START
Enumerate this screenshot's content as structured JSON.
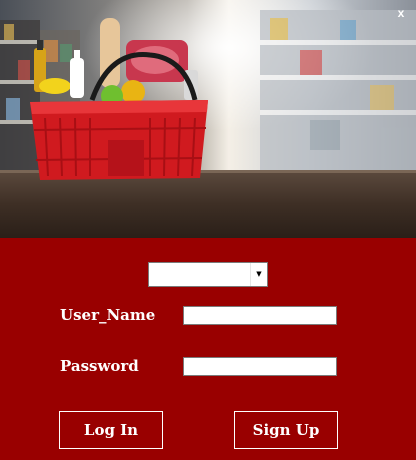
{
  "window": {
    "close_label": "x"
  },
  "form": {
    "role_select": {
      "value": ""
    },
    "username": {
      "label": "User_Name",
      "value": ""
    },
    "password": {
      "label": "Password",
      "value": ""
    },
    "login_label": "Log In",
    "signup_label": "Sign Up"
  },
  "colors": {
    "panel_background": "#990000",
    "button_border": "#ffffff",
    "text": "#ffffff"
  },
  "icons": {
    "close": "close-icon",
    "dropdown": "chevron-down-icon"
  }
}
END
START
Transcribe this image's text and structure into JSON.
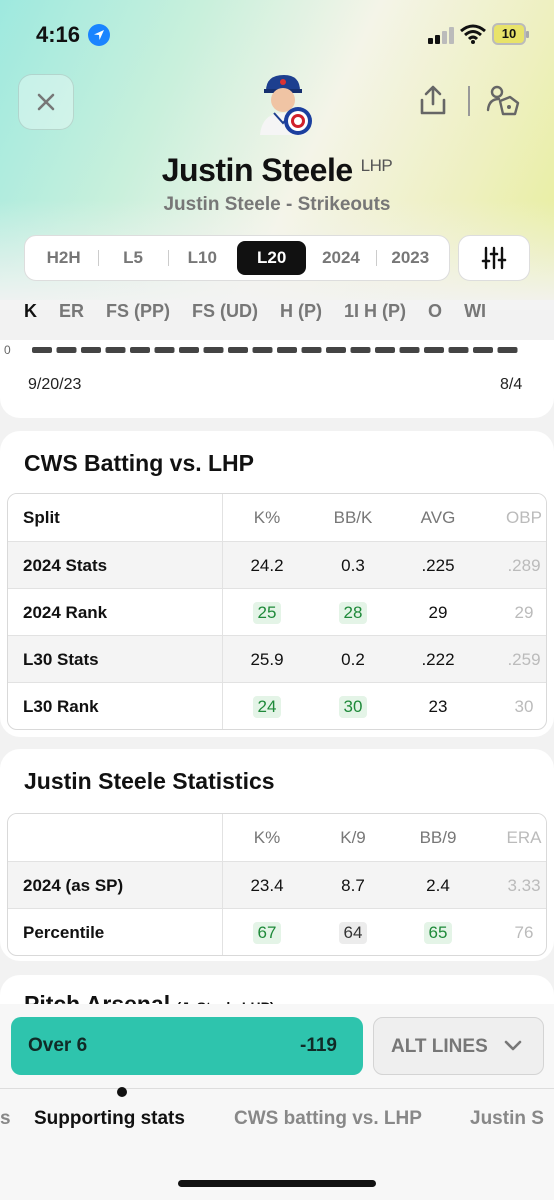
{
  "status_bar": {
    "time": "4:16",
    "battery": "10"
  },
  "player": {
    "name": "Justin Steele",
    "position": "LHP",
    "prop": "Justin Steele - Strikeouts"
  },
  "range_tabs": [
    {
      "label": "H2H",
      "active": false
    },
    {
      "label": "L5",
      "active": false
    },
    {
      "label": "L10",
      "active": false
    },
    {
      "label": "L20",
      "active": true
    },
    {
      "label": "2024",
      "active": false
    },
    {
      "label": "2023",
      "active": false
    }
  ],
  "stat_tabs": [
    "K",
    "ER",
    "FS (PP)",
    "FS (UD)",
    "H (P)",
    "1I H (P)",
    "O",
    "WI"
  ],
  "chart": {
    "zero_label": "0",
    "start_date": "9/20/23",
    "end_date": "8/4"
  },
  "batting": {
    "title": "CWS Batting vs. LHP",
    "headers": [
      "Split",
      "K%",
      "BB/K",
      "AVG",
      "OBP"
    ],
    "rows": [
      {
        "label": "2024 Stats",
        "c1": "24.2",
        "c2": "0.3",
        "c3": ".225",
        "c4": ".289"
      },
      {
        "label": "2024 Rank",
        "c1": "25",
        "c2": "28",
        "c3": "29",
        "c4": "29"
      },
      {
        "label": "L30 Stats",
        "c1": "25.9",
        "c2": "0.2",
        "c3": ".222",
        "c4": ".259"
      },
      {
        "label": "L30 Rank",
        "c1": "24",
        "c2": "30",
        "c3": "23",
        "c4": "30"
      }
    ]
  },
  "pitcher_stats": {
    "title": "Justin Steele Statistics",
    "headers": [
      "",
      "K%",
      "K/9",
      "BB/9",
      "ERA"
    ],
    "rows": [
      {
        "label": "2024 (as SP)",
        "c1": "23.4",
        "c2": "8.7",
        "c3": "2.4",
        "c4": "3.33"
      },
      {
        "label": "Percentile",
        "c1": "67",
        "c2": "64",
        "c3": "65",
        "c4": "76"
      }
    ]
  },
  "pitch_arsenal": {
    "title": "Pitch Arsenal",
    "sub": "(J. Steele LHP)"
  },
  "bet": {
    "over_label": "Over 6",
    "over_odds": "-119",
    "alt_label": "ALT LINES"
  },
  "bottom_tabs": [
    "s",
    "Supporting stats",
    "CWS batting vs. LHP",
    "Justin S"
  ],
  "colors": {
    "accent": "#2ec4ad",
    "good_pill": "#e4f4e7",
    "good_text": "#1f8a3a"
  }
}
END
# Task to carry out
Using the records above, gather all lines where the string "title" is present.

# Correct answer
    "title": "CWS Batting vs. LHP",
    "title": "Justin Steele Statistics",
    "title": "Pitch Arsenal",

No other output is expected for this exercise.